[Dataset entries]
<<<<

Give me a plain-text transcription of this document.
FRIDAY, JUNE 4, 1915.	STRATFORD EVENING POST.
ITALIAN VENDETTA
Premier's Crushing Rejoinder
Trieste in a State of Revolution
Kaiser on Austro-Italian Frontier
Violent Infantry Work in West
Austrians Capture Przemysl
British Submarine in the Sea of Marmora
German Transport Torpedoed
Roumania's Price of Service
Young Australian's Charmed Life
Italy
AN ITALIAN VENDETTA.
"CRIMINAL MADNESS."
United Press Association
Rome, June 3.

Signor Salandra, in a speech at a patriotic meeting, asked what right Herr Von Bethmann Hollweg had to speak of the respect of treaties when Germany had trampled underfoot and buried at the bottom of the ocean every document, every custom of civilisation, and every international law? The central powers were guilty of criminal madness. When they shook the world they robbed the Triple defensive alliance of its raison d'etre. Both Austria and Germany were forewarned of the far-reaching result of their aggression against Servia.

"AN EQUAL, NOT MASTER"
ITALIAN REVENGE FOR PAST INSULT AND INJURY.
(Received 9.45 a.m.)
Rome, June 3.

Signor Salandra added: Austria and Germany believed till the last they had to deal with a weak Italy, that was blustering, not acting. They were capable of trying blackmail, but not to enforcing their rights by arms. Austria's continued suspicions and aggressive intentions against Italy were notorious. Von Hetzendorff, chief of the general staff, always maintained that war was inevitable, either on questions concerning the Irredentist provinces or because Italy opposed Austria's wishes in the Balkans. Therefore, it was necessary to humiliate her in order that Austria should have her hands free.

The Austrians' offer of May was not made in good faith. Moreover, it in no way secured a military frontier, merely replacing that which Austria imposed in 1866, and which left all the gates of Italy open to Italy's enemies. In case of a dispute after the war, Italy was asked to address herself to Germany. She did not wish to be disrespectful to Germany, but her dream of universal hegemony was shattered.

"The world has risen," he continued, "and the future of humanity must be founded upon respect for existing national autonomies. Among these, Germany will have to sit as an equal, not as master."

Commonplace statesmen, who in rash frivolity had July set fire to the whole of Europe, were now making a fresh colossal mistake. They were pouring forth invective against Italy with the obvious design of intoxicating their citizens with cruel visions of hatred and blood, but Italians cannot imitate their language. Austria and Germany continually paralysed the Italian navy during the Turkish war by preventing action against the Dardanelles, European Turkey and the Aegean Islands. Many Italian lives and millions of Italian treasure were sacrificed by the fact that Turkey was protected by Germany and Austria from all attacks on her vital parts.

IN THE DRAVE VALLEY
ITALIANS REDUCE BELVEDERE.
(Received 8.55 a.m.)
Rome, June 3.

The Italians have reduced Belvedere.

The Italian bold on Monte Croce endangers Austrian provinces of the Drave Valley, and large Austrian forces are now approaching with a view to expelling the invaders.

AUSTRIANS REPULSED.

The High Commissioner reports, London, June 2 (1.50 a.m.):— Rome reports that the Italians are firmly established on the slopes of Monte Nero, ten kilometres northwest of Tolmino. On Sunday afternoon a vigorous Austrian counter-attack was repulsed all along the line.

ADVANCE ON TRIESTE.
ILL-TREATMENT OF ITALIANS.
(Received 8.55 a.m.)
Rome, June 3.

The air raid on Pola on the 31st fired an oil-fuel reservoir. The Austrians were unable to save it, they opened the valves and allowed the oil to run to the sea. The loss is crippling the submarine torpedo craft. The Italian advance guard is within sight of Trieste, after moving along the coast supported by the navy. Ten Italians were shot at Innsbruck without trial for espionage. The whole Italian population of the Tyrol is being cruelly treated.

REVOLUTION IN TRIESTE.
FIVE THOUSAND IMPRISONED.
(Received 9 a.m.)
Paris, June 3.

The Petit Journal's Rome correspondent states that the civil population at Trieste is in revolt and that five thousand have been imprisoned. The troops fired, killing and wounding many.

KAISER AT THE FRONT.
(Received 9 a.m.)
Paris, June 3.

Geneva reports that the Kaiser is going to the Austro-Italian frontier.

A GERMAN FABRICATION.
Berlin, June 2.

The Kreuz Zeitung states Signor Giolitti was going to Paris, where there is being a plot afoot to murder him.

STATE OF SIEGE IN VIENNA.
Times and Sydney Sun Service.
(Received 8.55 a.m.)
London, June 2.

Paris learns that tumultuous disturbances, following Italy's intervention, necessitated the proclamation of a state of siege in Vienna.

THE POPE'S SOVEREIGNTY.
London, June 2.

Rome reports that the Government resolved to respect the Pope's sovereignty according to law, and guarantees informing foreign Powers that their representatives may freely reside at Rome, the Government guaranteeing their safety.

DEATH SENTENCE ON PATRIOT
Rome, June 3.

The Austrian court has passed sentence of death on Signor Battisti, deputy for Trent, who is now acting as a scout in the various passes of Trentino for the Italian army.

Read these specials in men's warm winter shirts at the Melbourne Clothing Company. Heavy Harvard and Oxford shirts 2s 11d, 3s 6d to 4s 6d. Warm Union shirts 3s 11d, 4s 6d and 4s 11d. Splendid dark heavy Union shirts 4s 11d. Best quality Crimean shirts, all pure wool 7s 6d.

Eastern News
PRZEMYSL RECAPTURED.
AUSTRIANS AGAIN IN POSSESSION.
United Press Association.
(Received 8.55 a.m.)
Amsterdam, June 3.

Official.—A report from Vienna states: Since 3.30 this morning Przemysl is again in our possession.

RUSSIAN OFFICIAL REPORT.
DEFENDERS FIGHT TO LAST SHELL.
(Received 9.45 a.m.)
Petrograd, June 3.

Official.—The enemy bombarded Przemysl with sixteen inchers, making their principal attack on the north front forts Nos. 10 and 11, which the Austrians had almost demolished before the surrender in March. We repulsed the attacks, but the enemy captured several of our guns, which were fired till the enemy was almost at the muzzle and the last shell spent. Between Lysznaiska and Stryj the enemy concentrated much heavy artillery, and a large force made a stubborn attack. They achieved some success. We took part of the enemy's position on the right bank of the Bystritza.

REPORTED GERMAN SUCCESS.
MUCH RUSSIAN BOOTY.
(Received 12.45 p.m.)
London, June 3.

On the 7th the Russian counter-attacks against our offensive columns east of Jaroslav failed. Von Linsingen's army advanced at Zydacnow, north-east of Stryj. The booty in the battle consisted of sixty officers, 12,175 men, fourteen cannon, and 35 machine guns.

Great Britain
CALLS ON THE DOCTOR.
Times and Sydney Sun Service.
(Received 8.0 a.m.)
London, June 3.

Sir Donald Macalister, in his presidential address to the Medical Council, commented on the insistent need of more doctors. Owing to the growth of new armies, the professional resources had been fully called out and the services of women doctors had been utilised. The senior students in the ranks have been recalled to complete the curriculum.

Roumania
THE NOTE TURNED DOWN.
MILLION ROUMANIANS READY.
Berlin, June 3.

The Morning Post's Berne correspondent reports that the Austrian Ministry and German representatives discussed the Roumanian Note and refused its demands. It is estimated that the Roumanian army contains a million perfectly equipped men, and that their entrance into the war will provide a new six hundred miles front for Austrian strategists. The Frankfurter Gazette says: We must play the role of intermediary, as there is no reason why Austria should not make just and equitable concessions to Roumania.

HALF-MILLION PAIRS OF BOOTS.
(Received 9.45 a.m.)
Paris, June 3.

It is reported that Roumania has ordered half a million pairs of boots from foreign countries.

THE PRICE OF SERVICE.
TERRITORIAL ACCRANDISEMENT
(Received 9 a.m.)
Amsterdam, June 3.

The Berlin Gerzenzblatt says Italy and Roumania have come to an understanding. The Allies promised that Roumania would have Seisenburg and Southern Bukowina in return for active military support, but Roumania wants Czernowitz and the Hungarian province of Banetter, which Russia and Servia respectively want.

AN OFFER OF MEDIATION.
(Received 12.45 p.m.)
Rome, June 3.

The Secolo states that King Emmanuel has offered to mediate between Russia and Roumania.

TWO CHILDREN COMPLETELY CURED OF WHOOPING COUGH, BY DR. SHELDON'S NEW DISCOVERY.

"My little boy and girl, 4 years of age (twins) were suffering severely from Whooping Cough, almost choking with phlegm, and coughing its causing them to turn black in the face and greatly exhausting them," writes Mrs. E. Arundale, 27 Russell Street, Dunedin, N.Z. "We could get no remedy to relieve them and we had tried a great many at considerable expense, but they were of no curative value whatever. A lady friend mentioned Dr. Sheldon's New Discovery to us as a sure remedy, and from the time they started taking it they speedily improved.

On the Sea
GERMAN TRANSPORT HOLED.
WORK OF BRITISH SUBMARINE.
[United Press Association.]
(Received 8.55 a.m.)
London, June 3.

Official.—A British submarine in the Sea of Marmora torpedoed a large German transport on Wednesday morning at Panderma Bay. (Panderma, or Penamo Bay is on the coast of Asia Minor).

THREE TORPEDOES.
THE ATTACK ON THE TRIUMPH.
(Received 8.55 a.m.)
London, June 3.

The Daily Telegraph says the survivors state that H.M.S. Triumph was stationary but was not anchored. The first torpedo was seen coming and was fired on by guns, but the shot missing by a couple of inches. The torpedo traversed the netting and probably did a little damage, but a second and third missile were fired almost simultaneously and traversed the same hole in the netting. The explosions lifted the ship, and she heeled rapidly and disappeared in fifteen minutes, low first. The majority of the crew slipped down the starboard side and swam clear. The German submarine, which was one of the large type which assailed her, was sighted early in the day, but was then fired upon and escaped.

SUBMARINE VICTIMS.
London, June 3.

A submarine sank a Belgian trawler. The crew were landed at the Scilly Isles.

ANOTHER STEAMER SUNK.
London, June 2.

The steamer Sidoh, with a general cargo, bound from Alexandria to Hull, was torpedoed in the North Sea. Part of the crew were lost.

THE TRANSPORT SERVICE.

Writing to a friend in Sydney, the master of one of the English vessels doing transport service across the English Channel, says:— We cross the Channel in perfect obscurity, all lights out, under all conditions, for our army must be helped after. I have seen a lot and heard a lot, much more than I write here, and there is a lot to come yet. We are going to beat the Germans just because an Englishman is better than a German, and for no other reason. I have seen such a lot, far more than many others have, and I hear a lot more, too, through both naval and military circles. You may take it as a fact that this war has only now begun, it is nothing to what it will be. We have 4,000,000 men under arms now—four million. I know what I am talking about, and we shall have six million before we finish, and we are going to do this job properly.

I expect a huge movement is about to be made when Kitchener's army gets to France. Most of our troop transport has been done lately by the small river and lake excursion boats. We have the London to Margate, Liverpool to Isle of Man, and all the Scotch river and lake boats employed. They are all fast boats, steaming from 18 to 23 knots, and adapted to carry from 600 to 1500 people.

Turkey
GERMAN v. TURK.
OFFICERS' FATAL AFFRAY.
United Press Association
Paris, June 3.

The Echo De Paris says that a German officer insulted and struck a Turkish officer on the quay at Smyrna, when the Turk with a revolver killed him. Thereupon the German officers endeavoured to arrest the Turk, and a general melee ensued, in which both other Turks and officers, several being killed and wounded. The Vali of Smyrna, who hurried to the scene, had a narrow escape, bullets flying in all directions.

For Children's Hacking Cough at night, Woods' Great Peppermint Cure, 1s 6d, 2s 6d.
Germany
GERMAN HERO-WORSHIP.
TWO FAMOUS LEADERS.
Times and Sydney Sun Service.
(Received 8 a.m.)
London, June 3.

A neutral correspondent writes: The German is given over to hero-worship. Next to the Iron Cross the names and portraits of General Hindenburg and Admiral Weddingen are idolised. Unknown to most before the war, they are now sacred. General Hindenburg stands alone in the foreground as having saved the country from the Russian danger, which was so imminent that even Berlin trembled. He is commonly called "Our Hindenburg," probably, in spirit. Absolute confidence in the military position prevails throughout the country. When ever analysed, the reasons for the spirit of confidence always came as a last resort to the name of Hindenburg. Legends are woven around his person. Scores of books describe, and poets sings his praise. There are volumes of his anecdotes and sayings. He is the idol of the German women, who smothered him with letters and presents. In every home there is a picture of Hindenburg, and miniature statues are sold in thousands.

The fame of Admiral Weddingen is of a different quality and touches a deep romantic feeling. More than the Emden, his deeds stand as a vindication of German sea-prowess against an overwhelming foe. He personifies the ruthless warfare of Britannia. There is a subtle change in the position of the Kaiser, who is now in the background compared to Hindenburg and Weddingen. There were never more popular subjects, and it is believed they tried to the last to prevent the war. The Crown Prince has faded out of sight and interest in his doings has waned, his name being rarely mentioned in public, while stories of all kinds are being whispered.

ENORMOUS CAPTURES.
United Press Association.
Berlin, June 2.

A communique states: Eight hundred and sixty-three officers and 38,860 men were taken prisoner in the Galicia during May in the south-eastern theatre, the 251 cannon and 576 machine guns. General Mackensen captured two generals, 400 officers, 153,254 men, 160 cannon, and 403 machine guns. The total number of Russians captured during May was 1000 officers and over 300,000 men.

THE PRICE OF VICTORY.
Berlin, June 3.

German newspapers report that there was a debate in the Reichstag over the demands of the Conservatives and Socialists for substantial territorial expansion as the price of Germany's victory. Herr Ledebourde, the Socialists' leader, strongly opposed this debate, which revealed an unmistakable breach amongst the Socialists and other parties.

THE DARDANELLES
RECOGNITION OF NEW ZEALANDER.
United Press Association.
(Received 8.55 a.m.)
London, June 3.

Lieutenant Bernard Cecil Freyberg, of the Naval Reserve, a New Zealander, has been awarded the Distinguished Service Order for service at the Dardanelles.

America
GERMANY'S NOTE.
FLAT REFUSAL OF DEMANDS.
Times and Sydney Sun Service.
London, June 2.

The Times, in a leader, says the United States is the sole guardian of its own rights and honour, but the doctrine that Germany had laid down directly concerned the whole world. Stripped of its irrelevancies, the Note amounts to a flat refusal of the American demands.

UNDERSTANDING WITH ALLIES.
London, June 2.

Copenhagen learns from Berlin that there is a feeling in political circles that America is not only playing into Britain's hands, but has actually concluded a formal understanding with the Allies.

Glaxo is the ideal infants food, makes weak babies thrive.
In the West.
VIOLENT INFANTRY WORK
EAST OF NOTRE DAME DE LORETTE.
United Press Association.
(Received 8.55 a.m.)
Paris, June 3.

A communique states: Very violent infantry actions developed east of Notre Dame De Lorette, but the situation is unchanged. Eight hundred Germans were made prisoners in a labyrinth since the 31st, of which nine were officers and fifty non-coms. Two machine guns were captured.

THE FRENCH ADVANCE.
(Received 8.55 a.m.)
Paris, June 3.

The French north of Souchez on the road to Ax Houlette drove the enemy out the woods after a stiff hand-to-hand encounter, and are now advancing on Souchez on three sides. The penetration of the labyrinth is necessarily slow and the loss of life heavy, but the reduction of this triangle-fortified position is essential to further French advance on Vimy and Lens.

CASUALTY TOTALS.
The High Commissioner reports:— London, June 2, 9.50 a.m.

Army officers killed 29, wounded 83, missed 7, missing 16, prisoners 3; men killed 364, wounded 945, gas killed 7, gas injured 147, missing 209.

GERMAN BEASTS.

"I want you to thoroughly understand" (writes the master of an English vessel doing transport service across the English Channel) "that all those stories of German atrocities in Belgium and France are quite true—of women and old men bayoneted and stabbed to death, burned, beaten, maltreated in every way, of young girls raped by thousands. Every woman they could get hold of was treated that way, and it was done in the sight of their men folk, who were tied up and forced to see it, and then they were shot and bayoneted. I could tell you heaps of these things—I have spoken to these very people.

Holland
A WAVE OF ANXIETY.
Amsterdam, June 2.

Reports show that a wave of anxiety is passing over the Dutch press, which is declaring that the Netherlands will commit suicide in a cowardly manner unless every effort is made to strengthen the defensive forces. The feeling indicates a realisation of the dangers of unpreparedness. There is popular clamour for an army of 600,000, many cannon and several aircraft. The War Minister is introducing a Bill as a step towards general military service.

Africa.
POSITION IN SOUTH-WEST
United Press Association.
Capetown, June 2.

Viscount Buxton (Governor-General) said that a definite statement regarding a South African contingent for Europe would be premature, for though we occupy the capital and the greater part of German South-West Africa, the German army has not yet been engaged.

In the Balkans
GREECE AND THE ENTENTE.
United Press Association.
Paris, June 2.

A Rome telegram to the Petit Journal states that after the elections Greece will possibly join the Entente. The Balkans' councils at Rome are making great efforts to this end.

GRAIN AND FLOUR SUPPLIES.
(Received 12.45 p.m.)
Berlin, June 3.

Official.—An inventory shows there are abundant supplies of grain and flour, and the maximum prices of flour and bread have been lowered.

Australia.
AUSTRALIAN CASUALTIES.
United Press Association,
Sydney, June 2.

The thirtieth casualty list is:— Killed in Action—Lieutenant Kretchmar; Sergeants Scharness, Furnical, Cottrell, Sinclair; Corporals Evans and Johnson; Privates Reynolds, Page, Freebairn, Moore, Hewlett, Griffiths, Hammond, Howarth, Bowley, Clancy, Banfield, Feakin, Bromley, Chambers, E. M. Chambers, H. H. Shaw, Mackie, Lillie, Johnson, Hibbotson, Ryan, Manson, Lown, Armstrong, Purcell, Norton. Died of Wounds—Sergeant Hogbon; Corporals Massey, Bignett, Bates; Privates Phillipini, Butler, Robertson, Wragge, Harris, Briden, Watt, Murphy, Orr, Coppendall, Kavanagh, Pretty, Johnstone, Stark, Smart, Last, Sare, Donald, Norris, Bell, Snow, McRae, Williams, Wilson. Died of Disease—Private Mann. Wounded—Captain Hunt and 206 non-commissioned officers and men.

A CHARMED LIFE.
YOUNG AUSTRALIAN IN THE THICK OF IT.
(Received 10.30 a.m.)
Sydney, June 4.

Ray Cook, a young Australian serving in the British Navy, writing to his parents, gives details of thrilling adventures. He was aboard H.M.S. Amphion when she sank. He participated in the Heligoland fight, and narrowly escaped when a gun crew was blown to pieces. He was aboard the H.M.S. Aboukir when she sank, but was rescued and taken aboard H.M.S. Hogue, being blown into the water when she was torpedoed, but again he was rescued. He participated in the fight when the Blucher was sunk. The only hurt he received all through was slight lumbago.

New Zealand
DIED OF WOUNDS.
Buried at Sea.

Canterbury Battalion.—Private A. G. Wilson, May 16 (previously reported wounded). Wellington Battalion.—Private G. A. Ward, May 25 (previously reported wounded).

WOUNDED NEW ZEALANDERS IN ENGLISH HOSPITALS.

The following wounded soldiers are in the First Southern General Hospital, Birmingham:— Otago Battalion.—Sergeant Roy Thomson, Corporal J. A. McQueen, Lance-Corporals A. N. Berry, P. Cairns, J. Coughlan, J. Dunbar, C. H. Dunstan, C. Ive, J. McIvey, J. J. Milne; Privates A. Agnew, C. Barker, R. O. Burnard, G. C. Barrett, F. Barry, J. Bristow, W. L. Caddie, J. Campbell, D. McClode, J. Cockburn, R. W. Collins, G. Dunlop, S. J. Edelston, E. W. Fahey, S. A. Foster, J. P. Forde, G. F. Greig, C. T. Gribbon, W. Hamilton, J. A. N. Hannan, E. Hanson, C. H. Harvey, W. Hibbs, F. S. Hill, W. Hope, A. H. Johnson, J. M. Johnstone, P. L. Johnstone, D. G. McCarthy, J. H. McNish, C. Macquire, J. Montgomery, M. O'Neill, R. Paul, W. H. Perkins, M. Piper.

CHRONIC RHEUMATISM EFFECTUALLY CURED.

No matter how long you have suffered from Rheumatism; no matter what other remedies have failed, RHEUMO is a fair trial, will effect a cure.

>>>>

## The exercise
From the data above, copy out every line with the string "France" in it.

## Exercise response
I expect a huge movement is about to be made when Kitchener's army gets to France. Most of our troop transport has been done lately by the small river and lake excursion boats. We have the London to Margate, Liverpool to Isle of Man, and all the Scotch river and lake boats employed. They are all fast boats, steaming from 18 to 23 knots, and adapted to carry from 600 to 1500 people.
"I want you to thoroughly understand" (writes the master of an English vessel doing transport service across the English Channel) "that all those stories of German atrocities in Belgium and France are quite true—of women and old men bayoneted and stabbed to death, burned, beaten, maltreated in every way, of young girls raped by thousands. Every woman they could get hold of was treated that way, and it was done in the sight of their men folk, who were tied up and forced to see it, and then they were shot and bayoneted. I could tell you heaps of these things—I have spoken to these very people.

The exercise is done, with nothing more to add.